# Algae Haiku



## Tonka (Mar 20, 2004)

Black-ringed leaf edges
Gas ‘til fish gasp for relief
Pluck leaves, beard recedes

Glass with green dusting
Wipe away, wipe away more
Friends feast, but leave trails

Stinking blue blanket
Smothers objects unmoving
Fleet sails to oppose

Hard spots unyielding
Chip away, chip away more
More stump remover

Dark green and wool-like
Fluorite and wood infested
Clado, here to stay


----------



## Tonka (Mar 20, 2004)

Anybody what to see any plant deficiency haiku?


----------



## neonfish3 (Feb 12, 2004)

Yes, I do. Lets hear more! 
Thats very creative, I liked this one:
_Glass with green dusting
Wipe away, wipe away more
Friends feast, but leave trails_


----------



## flandjm (Dec 28, 2006)

Great job! Please share more! I love haiku...especially creative ones!

Material:
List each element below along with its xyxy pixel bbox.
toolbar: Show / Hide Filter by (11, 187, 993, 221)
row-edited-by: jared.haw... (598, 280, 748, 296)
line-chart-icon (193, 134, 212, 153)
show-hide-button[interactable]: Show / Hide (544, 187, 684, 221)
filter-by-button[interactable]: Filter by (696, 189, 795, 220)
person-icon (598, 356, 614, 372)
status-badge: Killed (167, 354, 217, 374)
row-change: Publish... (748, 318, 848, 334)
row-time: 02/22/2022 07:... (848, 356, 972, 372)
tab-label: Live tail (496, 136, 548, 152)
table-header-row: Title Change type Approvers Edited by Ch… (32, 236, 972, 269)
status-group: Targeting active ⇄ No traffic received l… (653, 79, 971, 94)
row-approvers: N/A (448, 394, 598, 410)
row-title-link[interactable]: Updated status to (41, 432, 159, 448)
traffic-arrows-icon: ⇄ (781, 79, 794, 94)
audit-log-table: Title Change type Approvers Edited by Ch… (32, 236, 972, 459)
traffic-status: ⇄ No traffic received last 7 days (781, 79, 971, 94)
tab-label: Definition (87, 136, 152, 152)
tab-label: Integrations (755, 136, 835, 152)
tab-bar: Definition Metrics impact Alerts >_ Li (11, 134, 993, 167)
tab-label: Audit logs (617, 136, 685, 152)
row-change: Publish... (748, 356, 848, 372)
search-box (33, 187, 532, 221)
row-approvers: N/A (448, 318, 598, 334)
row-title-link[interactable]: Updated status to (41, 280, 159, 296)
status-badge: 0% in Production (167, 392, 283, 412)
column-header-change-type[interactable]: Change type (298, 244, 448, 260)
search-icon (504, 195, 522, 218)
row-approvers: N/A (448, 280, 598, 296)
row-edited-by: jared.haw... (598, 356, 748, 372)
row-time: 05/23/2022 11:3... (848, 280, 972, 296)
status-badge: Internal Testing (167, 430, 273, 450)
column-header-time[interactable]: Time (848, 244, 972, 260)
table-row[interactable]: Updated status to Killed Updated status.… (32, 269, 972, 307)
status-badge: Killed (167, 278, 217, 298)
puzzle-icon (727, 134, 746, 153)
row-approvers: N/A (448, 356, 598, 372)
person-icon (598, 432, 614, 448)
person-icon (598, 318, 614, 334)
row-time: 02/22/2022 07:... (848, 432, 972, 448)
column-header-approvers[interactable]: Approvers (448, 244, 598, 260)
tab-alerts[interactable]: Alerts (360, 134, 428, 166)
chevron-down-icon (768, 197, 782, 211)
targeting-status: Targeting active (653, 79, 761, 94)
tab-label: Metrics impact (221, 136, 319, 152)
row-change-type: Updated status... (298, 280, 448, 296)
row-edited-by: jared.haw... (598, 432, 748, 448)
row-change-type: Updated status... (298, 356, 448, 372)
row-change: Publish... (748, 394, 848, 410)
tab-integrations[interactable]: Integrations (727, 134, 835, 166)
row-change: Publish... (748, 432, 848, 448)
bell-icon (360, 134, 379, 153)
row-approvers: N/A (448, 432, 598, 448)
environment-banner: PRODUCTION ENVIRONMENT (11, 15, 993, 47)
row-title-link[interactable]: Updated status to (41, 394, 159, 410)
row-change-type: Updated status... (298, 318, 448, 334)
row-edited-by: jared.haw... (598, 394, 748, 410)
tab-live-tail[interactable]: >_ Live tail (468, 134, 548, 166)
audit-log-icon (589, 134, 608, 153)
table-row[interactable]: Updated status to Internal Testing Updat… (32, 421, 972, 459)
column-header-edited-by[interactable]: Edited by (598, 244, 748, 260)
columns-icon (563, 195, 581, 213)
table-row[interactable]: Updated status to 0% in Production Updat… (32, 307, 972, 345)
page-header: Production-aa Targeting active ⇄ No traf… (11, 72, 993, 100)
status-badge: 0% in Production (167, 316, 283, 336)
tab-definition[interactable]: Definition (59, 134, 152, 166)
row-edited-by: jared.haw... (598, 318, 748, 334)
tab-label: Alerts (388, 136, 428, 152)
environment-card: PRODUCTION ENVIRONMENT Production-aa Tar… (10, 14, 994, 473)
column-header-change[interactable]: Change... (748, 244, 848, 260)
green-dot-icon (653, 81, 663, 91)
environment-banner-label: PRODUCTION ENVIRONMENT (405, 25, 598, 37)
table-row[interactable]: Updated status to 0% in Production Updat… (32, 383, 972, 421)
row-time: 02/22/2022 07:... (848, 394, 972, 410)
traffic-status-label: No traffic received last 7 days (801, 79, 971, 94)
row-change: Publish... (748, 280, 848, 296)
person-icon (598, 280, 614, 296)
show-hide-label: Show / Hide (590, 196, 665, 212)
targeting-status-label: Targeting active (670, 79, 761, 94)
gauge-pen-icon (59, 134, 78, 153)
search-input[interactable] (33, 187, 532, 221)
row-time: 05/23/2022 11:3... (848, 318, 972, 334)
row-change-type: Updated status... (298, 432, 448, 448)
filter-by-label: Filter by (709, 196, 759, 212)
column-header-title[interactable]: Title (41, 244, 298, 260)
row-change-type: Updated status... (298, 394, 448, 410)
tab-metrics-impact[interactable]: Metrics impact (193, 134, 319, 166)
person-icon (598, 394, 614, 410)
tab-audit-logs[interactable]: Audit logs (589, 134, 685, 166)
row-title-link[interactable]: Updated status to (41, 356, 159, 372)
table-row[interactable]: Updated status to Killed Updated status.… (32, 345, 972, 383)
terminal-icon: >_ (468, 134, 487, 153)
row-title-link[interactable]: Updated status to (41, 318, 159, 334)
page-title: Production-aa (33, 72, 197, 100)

Tasks:
1. In the algae haiku thread, which poster says they liked the haiku that begins "Glass with green dusting"?
2. Decide whether each statement agrees with the algae haiku thread, answering yes or no and quoting the words that settle it: (a) The haiku ending "Clado, here to stay" names fluorite and wood. (b) flandjm says they dislike haiku. (c) The haiku ending "More stump remover" describes soft spots.
3. Please extend the algae haiku thread with a further reply, picking up after its final post.

Answers provided:
1. neonfish3

2.
(a) Yes: "Fluorite and wood infested"
(b) No: "I love haiku...especially creative ones!"
(c) No: "Hard spots unyielding"

3.
----------



## aelysa (Nov 27, 2006)

ROFL. Awesome!


----------



## ruki (Jul 4, 2006)

That's something of a dreadful haiku. I should have been wearing all black before reading it. 

:lol:


----------



## darkfury18 (Apr 28, 2006)

LOL nice work


----------



## standoyo (Aug 25, 2005)

Gawd, nefarious! Can just smell the doom!


----------



## treesmcdonald (Mar 14, 2006)

hehe you must have been looking at my tank when you wrote that!


----------



## jeff63851 (Feb 23, 2005)

hahahaaa

nice work! That Haiku reminds me of my aquarium.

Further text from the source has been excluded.